*SET PROBLEM*
Find the string "Gesamt" in the listing and report every line that has it.

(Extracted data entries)
##############################

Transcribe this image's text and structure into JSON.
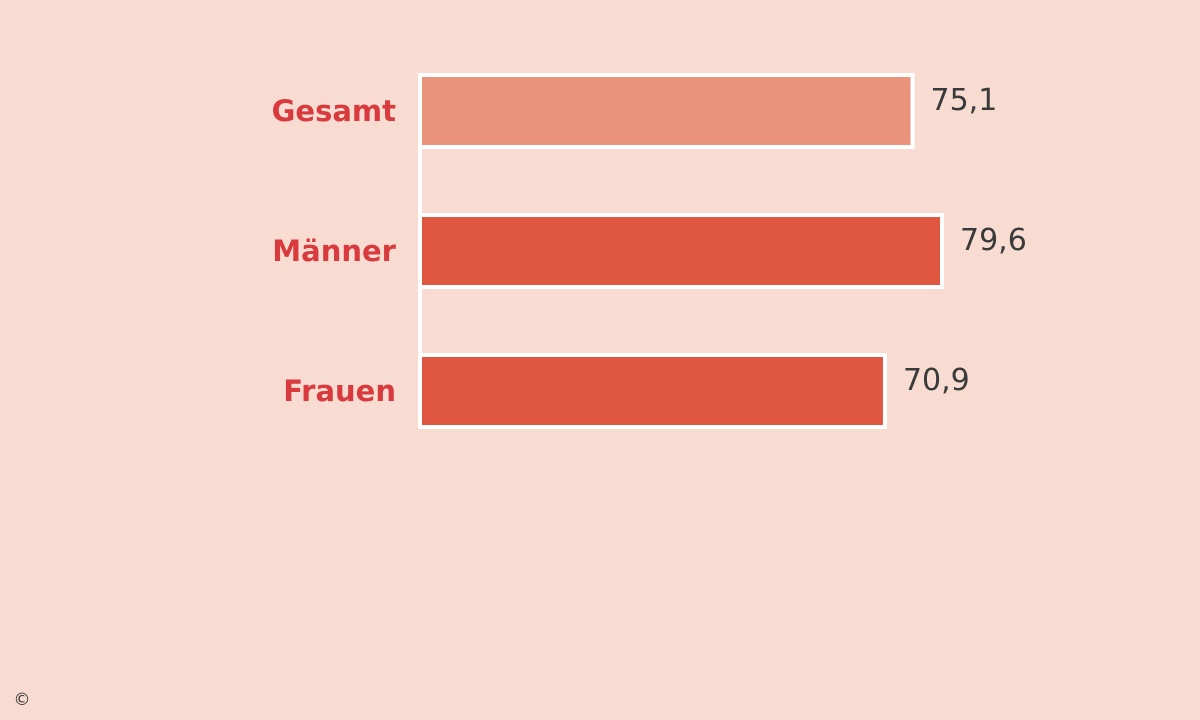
{
  "colors": {
    "background": "#f8dcd2",
    "label": "#d83a3e",
    "value": "#3a3a3a",
    "bar_border": "#ffffff",
    "bar_default": "#df5641",
    "bar_highlight": "#e9937b",
    "copyright": "#333333"
  },
  "chart_data": {
    "type": "bar",
    "orientation": "horizontal",
    "categories": [
      "Gesamt",
      "Männer",
      "Frauen"
    ],
    "values": [
      75.1,
      79.6,
      70.9
    ],
    "value_labels": [
      "75,1",
      "79,6",
      "70,9"
    ],
    "highlighted_category": "Gesamt",
    "title": "",
    "xlabel": "",
    "ylabel": "",
    "xlim": [
      0,
      79.6
    ],
    "grid": false,
    "legend": "none"
  },
  "footer": {
    "copyright_symbol": "©"
  }
}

##############################

*TASK RESPONSE*
      "Gesamt",
    "highlighted_category": "Gesamt",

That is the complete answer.